Entries shown:
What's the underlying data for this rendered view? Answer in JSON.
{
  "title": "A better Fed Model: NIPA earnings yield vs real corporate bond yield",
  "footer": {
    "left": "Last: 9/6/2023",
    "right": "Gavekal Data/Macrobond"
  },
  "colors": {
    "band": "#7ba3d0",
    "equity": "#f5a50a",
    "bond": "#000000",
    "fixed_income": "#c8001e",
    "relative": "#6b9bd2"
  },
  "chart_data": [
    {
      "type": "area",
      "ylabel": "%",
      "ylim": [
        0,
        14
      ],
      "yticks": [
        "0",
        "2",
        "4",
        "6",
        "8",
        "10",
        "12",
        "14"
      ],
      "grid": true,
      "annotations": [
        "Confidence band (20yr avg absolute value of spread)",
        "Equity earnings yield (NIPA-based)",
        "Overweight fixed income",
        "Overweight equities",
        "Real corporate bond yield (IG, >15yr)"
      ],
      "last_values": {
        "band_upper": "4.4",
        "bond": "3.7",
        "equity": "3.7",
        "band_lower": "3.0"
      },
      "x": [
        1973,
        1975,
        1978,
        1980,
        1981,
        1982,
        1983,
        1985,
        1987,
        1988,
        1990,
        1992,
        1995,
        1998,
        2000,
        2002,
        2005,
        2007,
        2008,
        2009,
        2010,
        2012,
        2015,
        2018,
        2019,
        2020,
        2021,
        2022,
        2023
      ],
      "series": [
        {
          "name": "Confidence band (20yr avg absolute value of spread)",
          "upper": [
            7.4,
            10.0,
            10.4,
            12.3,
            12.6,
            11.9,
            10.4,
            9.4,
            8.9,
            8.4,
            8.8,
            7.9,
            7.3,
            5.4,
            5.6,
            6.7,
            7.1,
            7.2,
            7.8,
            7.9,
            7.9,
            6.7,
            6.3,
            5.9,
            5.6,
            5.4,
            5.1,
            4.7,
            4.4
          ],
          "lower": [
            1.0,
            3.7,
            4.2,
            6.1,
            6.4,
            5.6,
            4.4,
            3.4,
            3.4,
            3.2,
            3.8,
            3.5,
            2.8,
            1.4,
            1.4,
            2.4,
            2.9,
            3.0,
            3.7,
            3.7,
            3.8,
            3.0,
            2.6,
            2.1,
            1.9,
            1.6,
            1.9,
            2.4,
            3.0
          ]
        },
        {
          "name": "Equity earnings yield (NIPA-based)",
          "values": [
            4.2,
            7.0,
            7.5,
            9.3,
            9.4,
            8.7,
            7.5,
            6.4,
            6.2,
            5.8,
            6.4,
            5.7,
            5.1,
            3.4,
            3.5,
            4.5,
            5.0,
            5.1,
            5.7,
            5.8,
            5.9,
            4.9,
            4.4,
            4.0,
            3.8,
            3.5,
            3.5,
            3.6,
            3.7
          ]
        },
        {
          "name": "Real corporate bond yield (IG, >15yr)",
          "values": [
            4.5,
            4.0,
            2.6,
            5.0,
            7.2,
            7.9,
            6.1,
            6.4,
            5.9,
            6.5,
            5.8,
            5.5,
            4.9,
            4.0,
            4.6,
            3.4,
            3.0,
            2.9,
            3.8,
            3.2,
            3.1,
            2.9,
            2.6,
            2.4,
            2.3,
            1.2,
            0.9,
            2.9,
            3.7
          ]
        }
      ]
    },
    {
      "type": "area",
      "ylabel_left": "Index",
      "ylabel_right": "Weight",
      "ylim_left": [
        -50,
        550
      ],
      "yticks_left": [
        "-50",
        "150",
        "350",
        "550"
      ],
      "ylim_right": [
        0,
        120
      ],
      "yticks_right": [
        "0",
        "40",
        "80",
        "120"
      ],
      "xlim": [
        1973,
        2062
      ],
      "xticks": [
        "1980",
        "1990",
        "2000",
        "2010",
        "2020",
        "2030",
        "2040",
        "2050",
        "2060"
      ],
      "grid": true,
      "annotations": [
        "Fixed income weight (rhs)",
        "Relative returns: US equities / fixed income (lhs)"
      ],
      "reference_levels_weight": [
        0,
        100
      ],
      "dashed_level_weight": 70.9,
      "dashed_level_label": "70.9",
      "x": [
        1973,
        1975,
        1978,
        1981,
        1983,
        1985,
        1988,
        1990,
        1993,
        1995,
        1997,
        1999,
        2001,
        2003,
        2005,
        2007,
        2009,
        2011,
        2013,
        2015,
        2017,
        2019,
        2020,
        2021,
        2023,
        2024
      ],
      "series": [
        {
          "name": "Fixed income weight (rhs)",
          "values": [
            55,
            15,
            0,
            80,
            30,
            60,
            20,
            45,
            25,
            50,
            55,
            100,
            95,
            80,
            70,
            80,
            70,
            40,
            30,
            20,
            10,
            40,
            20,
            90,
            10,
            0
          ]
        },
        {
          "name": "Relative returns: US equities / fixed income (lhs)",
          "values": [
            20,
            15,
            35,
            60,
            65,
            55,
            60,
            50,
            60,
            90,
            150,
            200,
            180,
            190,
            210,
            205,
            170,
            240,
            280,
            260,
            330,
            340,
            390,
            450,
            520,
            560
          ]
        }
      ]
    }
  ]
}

What you need to do:
Retype the material above, line by line, exactly.

Written response:
What's the underlying data for this rendered view? Answer in JSON.
{
  "title": "A better Fed Model: NIPA earnings yield vs real corporate bond yield",
  "footer": {
    "left": "Last: 9/6/2023",
    "right": "Gavekal Data/Macrobond"
  },
  "colors": {
    "band": "#7ba3d0",
    "equity": "#f5a50a",
    "bond": "#000000",
    "fixed_income": "#c8001e",
    "relative": "#6b9bd2"
  },
  "chart_data": [
    {
      "type": "area",
      "ylabel": "%",
      "ylim": [
        0,
        14
      ],
      "yticks": [
        "0",
        "2",
        "4",
        "6",
        "8",
        "10",
        "12",
        "14"
      ],
      "grid": true,
      "annotations": [
        "Confidence band (20yr avg absolute value of spread)",
        "Equity earnings yield (NIPA-based)",
        "Overweight fixed income",
        "Overweight equities",
        "Real corporate bond yield (IG, >15yr)"
      ],
      "last_values": {
        "band_upper": "4.4",
        "bond": "3.7",
        "equity": "3.7",
        "band_lower": "3.0"
      },
      "x": [
        1973,
        1975,
        1978,
        1980,
        1981,
        1982,
        1983,
        1985,
        1987,
        1988,
        1990,
        1992,
        1995,
        1998,
        2000,
        2002,
        2005,
        2007,
        2008,
        2009,
        2010,
        2012,
        2015,
        2018,
        2019,
        2020,
        2021,
        2022,
        2023
      ],
      "series": [
        {
          "name": "Confidence band (20yr avg absolute value of spread)",
          "upper": [
            7.4,
            10.0,
            10.4,
            12.3,
            12.6,
            11.9,
            10.4,
            9.4,
            8.9,
            8.4,
            8.8,
            7.9,
            7.3,
            5.4,
            5.6,
            6.7,
            7.1,
            7.2,
            7.8,
            7.9,
            7.9,
            6.7,
            6.3,
            5.9,
            5.6,
            5.4,
            5.1,
            4.7,
            4.4
          ],
          "lower": [
            1.0,
            3.7,
            4.2,
            6.1,
            6.4,
            5.6,
            4.4,
            3.4,
            3.4,
            3.2,
            3.8,
            3.5,
            2.8,
            1.4,
            1.4,
            2.4,
            2.9,
            3.0,
            3.7,
            3.7,
            3.8,
            3.0,
            2.6,
            2.1,
            1.9,
            1.6,
            1.9,
            2.4,
            3.0
          ]
        },
        {
          "name": "Equity earnings yield (NIPA-based)",
          "values": [
            4.2,
            7.0,
            7.5,
            9.3,
            9.4,
            8.7,
            7.5,
            6.4,
            6.2,
            5.8,
            6.4,
            5.7,
            5.1,
            3.4,
            3.5,
            4.5,
            5.0,
            5.1,
            5.7,
            5.8,
            5.9,
            4.9,
            4.4,
            4.0,
            3.8,
            3.5,
            3.5,
            3.6,
            3.7
          ]
        },
        {
          "name": "Real corporate bond yield (IG, >15yr)",
          "values": [
            4.5,
            4.0,
            2.6,
            5.0,
            7.2,
            7.9,
            6.1,
            6.4,
            5.9,
            6.5,
            5.8,
            5.5,
            4.9,
            4.0,
            4.6,
            3.4,
            3.0,
            2.9,
            3.8,
            3.2,
            3.1,
            2.9,
            2.6,
            2.4,
            2.3,
            1.2,
            0.9,
            2.9,
            3.7
          ]
        }
      ]
    },
    {
      "type": "area",
      "ylabel_left": "Index",
      "ylabel_right": "Weight",
      "ylim_left": [
        -50,
        550
      ],
      "yticks_left": [
        "-50",
        "150",
        "350",
        "550"
      ],
      "ylim_right": [
        0,
        120
      ],
      "yticks_right": [
        "0",
        "40",
        "80",
        "120"
      ],
      "xlim": [
        1973,
        2062
      ],
      "xticks": [
        "1980",
        "1990",
        "2000",
        "2010",
        "2020",
        "2030",
        "2040",
        "2050",
        "2060"
      ],
      "grid": true,
      "annotations": [
        "Fixed income weight (rhs)",
        "Relative returns: US equities / fixed income (lhs)"
      ],
      "reference_levels_weight": [
        0,
        100
      ],
      "dashed_level_weight": 70.9,
      "dashed_level_label": "70.9",
      "x": [
        1973,
        1975,
        1978,
        1981,
        1983,
        1985,
        1988,
        1990,
        1993,
        1995,
        1997,
        1999,
        2001,
        2003,
        2005,
        2007,
        2009,
        2011,
        2013,
        2015,
        2017,
        2019,
        2020,
        2021,
        2023,
        2024
      ],
      "series": [
        {
          "name": "Fixed income weight (rhs)",
          "values": [
            55,
            15,
            0,
            80,
            30,
            60,
            20,
            45,
            25,
            50,
            55,
            100,
            95,
            80,
            70,
            80,
            70,
            40,
            30,
            20,
            10,
            40,
            20,
            90,
            10,
            0
          ]
        },
        {
          "name": "Relative returns: US equities / fixed income (lhs)",
          "values": [
            20,
            15,
            35,
            60,
            65,
            55,
            60,
            50,
            60,
            90,
            150,
            200,
            180,
            190,
            210,
            205,
            170,
            240,
            280,
            260,
            330,
            340,
            390,
            450,
            520,
            560
          ]
        }
      ]
    }
  ]
}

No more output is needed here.